'''

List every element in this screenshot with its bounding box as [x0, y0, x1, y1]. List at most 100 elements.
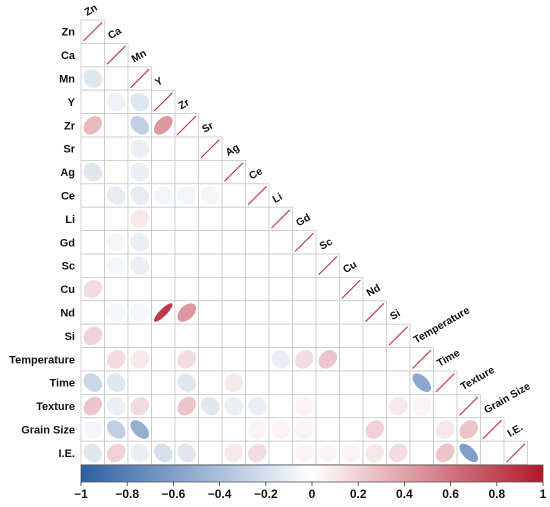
- colorbar-gradient: [80, 464, 544, 483]
- correlation-ellipse: [130, 92, 150, 112]
- correlation-ellipse: [200, 443, 220, 463]
- colorbar: −1 −0.8 −0.6 −0.4 −0.2 0 0.2 0.4 0.6 0.8 1: [74, 464, 547, 501]
- correlation-ellipse: [130, 373, 150, 392]
- correlation-ellipse: [224, 420, 244, 439]
- correlation-ellipse: [130, 209, 150, 229]
- correlation-ellipse: [247, 326, 267, 346]
- correlation-ellipse: [224, 326, 244, 346]
- correlation-ellipse: [271, 279, 291, 299]
- correlation-ellipse: [83, 233, 103, 252]
- diagonal-mark: [388, 326, 408, 346]
- column-label: Mn: [130, 47, 149, 65]
- correlation-ellipse: [271, 256, 291, 275]
- correlation-ellipse: [106, 209, 126, 229]
- column-label: Si: [388, 307, 403, 322]
- correlation-ellipse: [294, 443, 314, 463]
- correlation-ellipse: [294, 396, 314, 416]
- correlation-ellipse: [83, 303, 103, 322]
- row-label: Gd: [60, 237, 75, 249]
- correlation-ellipse: [177, 256, 197, 275]
- correlation-ellipse: [200, 186, 220, 205]
- correlation-ellipse: [153, 350, 173, 369]
- correlation-ellipse: [83, 92, 103, 112]
- correlation-ellipse: [130, 162, 150, 182]
- correlation-ellipse: [153, 279, 173, 299]
- correlation-ellipse: [200, 303, 220, 322]
- correlation-ellipse: [153, 373, 173, 392]
- row-label: Sr: [63, 144, 75, 156]
- colorbar-tick-label: −0.8: [115, 487, 139, 501]
- column-label: I.E.: [506, 421, 526, 439]
- correlation-ellipse: [153, 420, 173, 439]
- correlation-ellipse: [224, 350, 244, 369]
- correlation-ellipse: [153, 396, 173, 416]
- correlation-ellipse: [341, 443, 361, 463]
- correlation-ellipse: [83, 256, 103, 275]
- correlation-ellipse: [153, 303, 173, 322]
- correlation-ellipse: [224, 443, 244, 463]
- row-labels: Zn Ca Mn Y Zr Sr Ag Ce Li Gd Sc Cu Nd Si Temperature Ti…: [9, 27, 76, 460]
- diagonal-mark: [341, 279, 361, 299]
- column-label: Grain Size: [482, 380, 533, 416]
- correlation-ellipse: [247, 303, 267, 322]
- correlation-ellipse: [271, 396, 291, 416]
- row-label: Grain Size: [21, 425, 75, 437]
- correlation-ellipse: [83, 326, 103, 346]
- correlation-ellipse: [83, 350, 103, 369]
- correlation-ellipse: [294, 350, 314, 369]
- diagonal-mark: [83, 22, 103, 42]
- correlation-ellipse: [247, 350, 267, 369]
- correlation-ellipse: [271, 373, 291, 392]
- correlation-ellipse: [83, 139, 103, 158]
- column-label: Time: [435, 347, 462, 370]
- correlation-ellipse: [83, 373, 103, 392]
- correlation-ellipse: [130, 396, 150, 416]
- correlation-ellipse: [200, 256, 220, 275]
- row-label: Zn: [62, 27, 76, 39]
- correlation-ellipse: [200, 326, 220, 346]
- colorbar-tick-label: −0.4: [208, 487, 232, 501]
- row-label: Texture: [36, 401, 75, 413]
- correlation-ellipse: [177, 350, 197, 369]
- correlation-ellipse: [83, 443, 103, 463]
- correlation-ellipse: [83, 186, 103, 205]
- correlation-ellipse: [130, 326, 150, 346]
- correlation-ellipse: [388, 443, 408, 463]
- correlation-ellipse: [200, 396, 220, 416]
- correlation-ellipse: [177, 209, 197, 229]
- diagonal-mark: [106, 45, 126, 65]
- correlation-ellipse: [130, 303, 150, 322]
- row-label: Ce: [61, 191, 75, 203]
- correlation-ellipse: [388, 373, 408, 392]
- diagonal-mark: [247, 185, 267, 206]
- row-label: Temperature: [9, 354, 75, 366]
- column-label: Li: [271, 191, 285, 206]
- diagonal-mark: [294, 232, 314, 252]
- row-label: Mn: [59, 74, 75, 86]
- correlation-ellipse: [106, 396, 126, 416]
- correlation-ellipse: [177, 233, 197, 252]
- correlation-ellipse: [459, 420, 479, 439]
- correlation-ellipse: [130, 139, 150, 158]
- correlation-ellipse: [177, 396, 197, 416]
- correlation-ellipse: [200, 233, 220, 252]
- correlation-ellipse: [341, 396, 361, 416]
- correlation-ellipse: [106, 350, 126, 369]
- correlation-ellipse: [106, 186, 126, 205]
- correlation-ellipse: [106, 256, 126, 275]
- correlation-ellipse: [224, 256, 244, 275]
- column-label: Temperature: [412, 304, 473, 346]
- correlation-ellipse: [200, 420, 220, 439]
- correlation-ellipse: [83, 279, 103, 299]
- correlation-ellipse: [83, 209, 103, 229]
- correlation-ellipse: [106, 69, 126, 88]
- correlation-ellipse: [177, 186, 197, 205]
- row-label: Sc: [62, 261, 75, 273]
- diagonal-mark: [224, 162, 244, 182]
- correlation-ellipse: [200, 162, 220, 182]
- correlation-ellipse: [106, 420, 126, 439]
- correlation-ellipse: [106, 279, 126, 299]
- diagonal-mark: [459, 396, 479, 416]
- correlation-ellipse: [435, 443, 455, 463]
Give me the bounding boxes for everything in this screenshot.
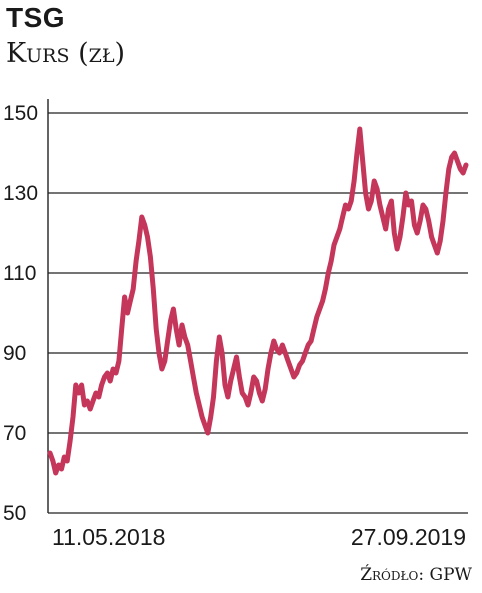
chart-title: TSG: [6, 2, 66, 33]
price-line: [47, 126, 469, 476]
y-tick-label-150: 150: [3, 102, 38, 125]
y-tick-label-90: 90: [3, 342, 26, 365]
x-label-end: 27.09.2019: [351, 524, 466, 550]
chart-subtitle: Kurs (zł): [6, 38, 126, 69]
y-tick-label-50: 50: [3, 502, 26, 525]
source-note: Źródło: GPW: [360, 565, 472, 585]
y-tick-label-70: 70: [3, 422, 26, 445]
y-tick-label-110: 110: [3, 262, 36, 285]
y-tick-label-130: 130: [3, 182, 38, 205]
x-label-start: 11.05.2018: [52, 524, 165, 550]
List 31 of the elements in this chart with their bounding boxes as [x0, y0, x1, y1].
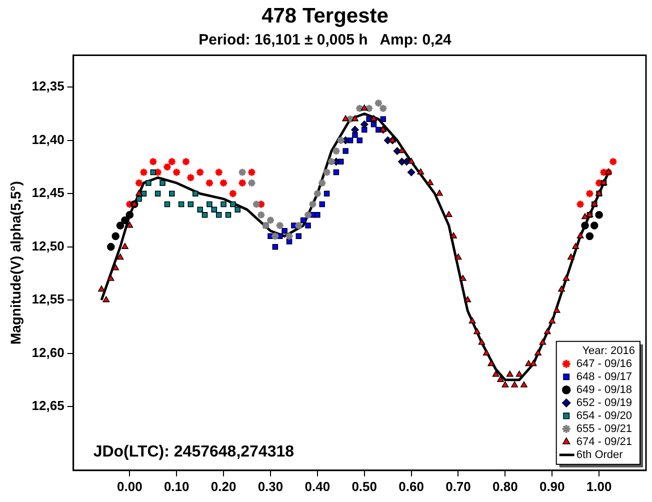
x-tick-label: 0.50 — [352, 478, 378, 494]
x-tick-label: 1.00 — [586, 478, 612, 494]
x-tick-label: 0.70 — [446, 478, 471, 494]
x-tick-label: 0.40 — [304, 478, 330, 494]
x-tick-label: 0.30 — [258, 478, 284, 494]
legend-label: 654 - 09/20 — [576, 410, 632, 422]
x-tick-label: 0.10 — [164, 478, 190, 494]
y-tick-label: 12,45 — [32, 185, 64, 200]
legend-label: 674 - 09/21 — [576, 436, 632, 448]
y-axis-title: Magnitude(V) alpha(5,5°) — [7, 181, 24, 345]
y-tick-label: 12,55 — [32, 292, 64, 307]
x-tick-label: 0.00 — [117, 478, 142, 494]
y-tick-label: 12,35 — [32, 78, 64, 94]
legend-label: 649 - 09/18 — [576, 384, 632, 396]
annotation: JDo(LTC): 2457648,274318 — [93, 443, 294, 460]
legend-title: Year: 2016 — [582, 344, 635, 357]
y-tick-label: 12,65 — [32, 398, 64, 414]
x-tick-label: 0.20 — [210, 478, 236, 494]
x-tick-label: 0.80 — [492, 478, 518, 494]
y-tick-label: 12,40 — [32, 132, 64, 147]
x-tick-label: 0.90 — [539, 478, 565, 494]
legend-label: 647 - 09/16 — [576, 358, 632, 370]
legend-label: 652 - 09/19 — [576, 396, 632, 409]
legend-label: 648 - 09/17 — [576, 370, 632, 383]
legend-label: 655 - 09/21 — [576, 422, 632, 435]
legend-label: 6th Order — [576, 448, 624, 461]
y-tick-label: 12,60 — [32, 344, 64, 360]
x-tick-label: 0.60 — [398, 478, 424, 494]
chart-subtitle: Period: 16,101 ± 0,005 h Amp: 0,24 — [198, 31, 452, 48]
y-tick-label: 12,50 — [32, 238, 64, 254]
chart-title: 478 Tergeste — [262, 4, 388, 28]
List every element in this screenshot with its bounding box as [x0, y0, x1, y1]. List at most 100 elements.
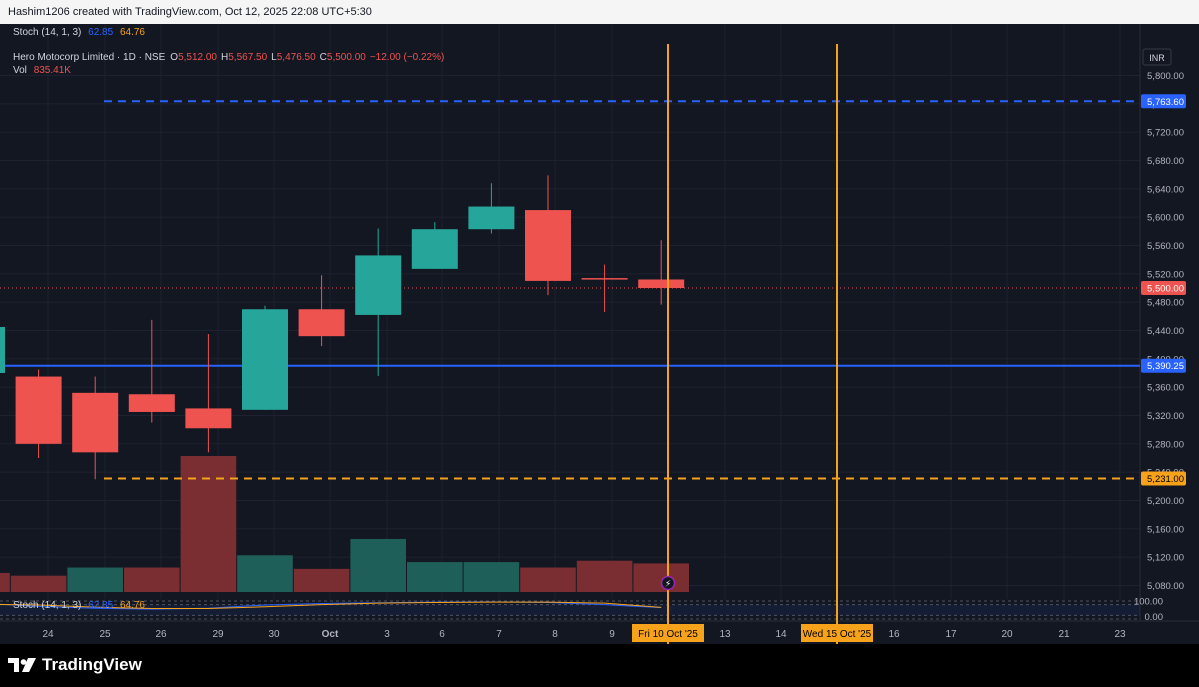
volume-value: 835.41K	[33, 65, 71, 76]
price-tick: 5,160.00	[1147, 524, 1184, 535]
stoch-tick: 100.00	[1134, 597, 1163, 608]
time-tick: Oct	[322, 629, 339, 640]
stoch-band	[0, 604, 1140, 616]
candlestick-chart[interactable]: ⚡ INR5,800.005,760.005,720.005,680.005,6…	[0, 24, 1199, 644]
volume-bar	[520, 567, 576, 592]
candle-body	[128, 394, 175, 412]
candle-body	[638, 279, 685, 288]
candle-body	[0, 326, 5, 373]
candle-body	[411, 229, 458, 269]
price-tick: 5,720.00	[1147, 128, 1184, 139]
symbol-legend: Hero Motocorp Limited · 1D · NSE O5,512.0…	[13, 52, 448, 63]
time-tick: 14	[775, 629, 787, 640]
stochastic-pane	[0, 600, 1140, 620]
time-tick: 3	[384, 629, 390, 640]
time-tick: 21	[1058, 629, 1070, 640]
chart-area[interactable]: ⚡ INR5,800.005,760.005,720.005,680.005,6…	[0, 24, 1199, 644]
stoch-legend-top: Stoch (14, 1, 3) 62.85 64.76	[13, 27, 149, 38]
change-value: −12.00 (−0.22%)	[369, 52, 445, 63]
volume-bar	[463, 562, 520, 592]
stoch-k-value: 62.85	[88, 27, 114, 38]
price-tick: 5,440.00	[1147, 326, 1184, 337]
volume-bar	[407, 562, 463, 592]
time-tick: 30	[268, 629, 280, 640]
price-label: 5,500.00	[1147, 284, 1184, 295]
price-tick: 5,680.00	[1147, 156, 1184, 167]
time-tick: 24	[42, 629, 54, 640]
price-tick: 5,600.00	[1147, 213, 1184, 224]
candle-body	[72, 392, 119, 453]
candle-body	[355, 255, 402, 315]
time-tick: 16	[888, 629, 900, 640]
vertical-lines[interactable]: ⚡	[660, 44, 838, 644]
grid-lines	[0, 24, 1199, 622]
currency-box	[1142, 48, 1172, 66]
price-label: 5,231.00	[1147, 474, 1184, 485]
time-highlight-label: Fri 10 Oct '25	[638, 629, 698, 640]
volume-label: Vol	[13, 65, 27, 76]
event-marker-circle	[660, 575, 676, 591]
low-value: 5,476.50	[276, 52, 316, 63]
stoch-legend-bottom: Stoch (14, 1, 3) 62.85 64.76	[13, 600, 149, 611]
candle-body	[298, 309, 345, 337]
time-axis[interactable]: 24 25 26 29 30 Oct 3 6 7 8 9 13 14 16 17 20 21 23 Fri 10 O…	[42, 624, 1126, 642]
candle-body	[15, 376, 62, 444]
volume-bar	[124, 567, 180, 592]
volume-bar	[0, 572, 10, 592]
price-label-box	[1141, 281, 1186, 295]
event-marker: ⚡	[660, 575, 676, 591]
price-label-box	[1141, 94, 1186, 109]
time-tick: 20	[1001, 629, 1013, 640]
currency-label: INR	[1149, 53, 1165, 63]
price-label: 5,763.60	[1147, 97, 1184, 108]
tradingview-logo-text: TradingView	[42, 655, 142, 674]
stoch-title: Stoch (14, 1, 3)	[13, 27, 82, 38]
stoch-tick: 0.00	[1145, 612, 1164, 623]
open-value: 5,512.00	[178, 52, 217, 63]
stoch-d-value: 64.76	[119, 27, 145, 38]
time-highlight-label: Wed 15 Oct '25	[803, 629, 872, 640]
tradingview-logo: TradingView	[8, 655, 142, 675]
price-label-box	[1141, 471, 1186, 486]
volume-bar	[67, 567, 123, 592]
close-label: C	[319, 52, 327, 63]
price-tick: 5,520.00	[1147, 269, 1184, 280]
time-tick: 26	[155, 629, 167, 640]
candle-body	[525, 210, 571, 281]
time-tick: 13	[719, 629, 731, 640]
price-tick: 5,560.00	[1147, 241, 1184, 252]
lightning-icon: ⚡	[665, 579, 671, 589]
time-tick: 7	[496, 629, 502, 640]
volume-bar	[293, 568, 350, 592]
stoch-d-line	[0, 601, 662, 610]
volume-bar	[576, 560, 633, 592]
price-label: 5,390.25	[1147, 361, 1184, 372]
close-value: 5,500.00	[326, 52, 366, 63]
candle-body	[468, 206, 515, 230]
volume-bar	[237, 555, 293, 592]
time-tick: 8	[552, 629, 558, 640]
candles	[0, 175, 685, 480]
volume-bar	[633, 563, 689, 592]
price-tick: 5,800.00	[1147, 71, 1184, 82]
price-tick: 5,280.00	[1147, 439, 1184, 450]
horizontal-lines[interactable]	[0, 100, 1140, 480]
volume-bar	[180, 456, 237, 592]
time-highlight-box	[632, 624, 704, 642]
attribution-bar: Hashim1206 created with TradingView.com,…	[0, 0, 1199, 24]
volume-bar	[350, 538, 406, 592]
lower-stoch-k: 62.85	[88, 600, 114, 611]
lower-stoch-title: Stoch (14, 1, 3)	[13, 600, 82, 611]
price-tick: 5,200.00	[1147, 496, 1184, 507]
tradingview-logo-icon	[8, 658, 36, 672]
price-label-box	[1141, 358, 1186, 373]
time-tick: 17	[945, 629, 957, 640]
open-label: O	[170, 52, 179, 63]
high-label: H	[221, 52, 229, 63]
price-tick: 5,360.00	[1147, 383, 1184, 394]
price-axis[interactable]: INR5,800.005,760.005,720.005,680.005,640…	[1134, 48, 1186, 623]
time-tick: 29	[212, 629, 224, 640]
time-tick: 9	[609, 629, 615, 640]
low-label: L	[271, 52, 277, 63]
price-tick: 5,080.00	[1147, 581, 1184, 592]
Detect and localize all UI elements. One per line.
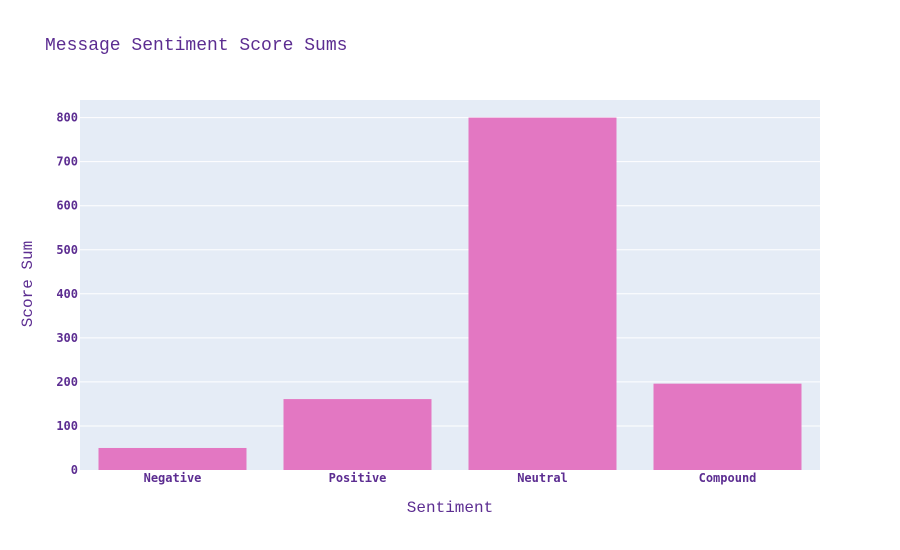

'''

• _Work required_
Could you copy verbatim the lines of the items above, from the line with "- colorbar-gradient: [80, 464, 544, 483]" to the line with "- correlation-ellipse: [224, 443, 244, 463]", including both of those lines?

• _Result below_
- colorbar-gradient: [80, 464, 544, 483]
- correlation-ellipse: [130, 92, 150, 112]
- correlation-ellipse: [200, 443, 220, 463]
- colorbar: −1 −0.8 −0.6 −0.4 −0.2 0 0.2 0.4 0.6 0.8 1: [74, 464, 547, 501]
- correlation-ellipse: [130, 373, 150, 392]
- correlation-ellipse: [224, 420, 244, 439]
- correlation-ellipse: [130, 209, 150, 229]
- correlation-ellipse: [247, 326, 267, 346]
- correlation-ellipse: [224, 326, 244, 346]
- correlation-ellipse: [271, 279, 291, 299]
- correlation-ellipse: [83, 233, 103, 252]
- diagonal-mark: [388, 326, 408, 346]
- column-label: Mn: [130, 47, 149, 65]
- correlation-ellipse: [271, 256, 291, 275]
- correlation-ellipse: [106, 209, 126, 229]
- column-label: Si: [388, 307, 403, 322]
- correlation-ellipse: [294, 443, 314, 463]
- correlation-ellipse: [294, 396, 314, 416]
- correlation-ellipse: [83, 303, 103, 322]
- row-label: Gd: [60, 237, 75, 249]
- correlation-ellipse: [177, 256, 197, 275]
- correlation-ellipse: [200, 186, 220, 205]
- correlation-ellipse: [153, 350, 173, 369]
- correlation-ellipse: [83, 92, 103, 112]
- correlation-ellipse: [130, 162, 150, 182]
- correlation-ellipse: [153, 279, 173, 299]
- correlation-ellipse: [200, 303, 220, 322]
- correlation-ellipse: [153, 373, 173, 392]
- row-label: Sr: [63, 144, 75, 156]
- colorbar-tick-label: −0.8: [115, 487, 139, 501]
- column-label: I.E.: [506, 421, 526, 439]
- correlation-ellipse: [153, 420, 173, 439]
- correlation-ellipse: [224, 350, 244, 369]
- correlation-ellipse: [153, 396, 173, 416]
- correlation-ellipse: [341, 443, 361, 463]
- correlation-ellipse: [83, 256, 103, 275]
- correlation-ellipse: [153, 303, 173, 322]
- correlation-ellipse: [224, 443, 244, 463]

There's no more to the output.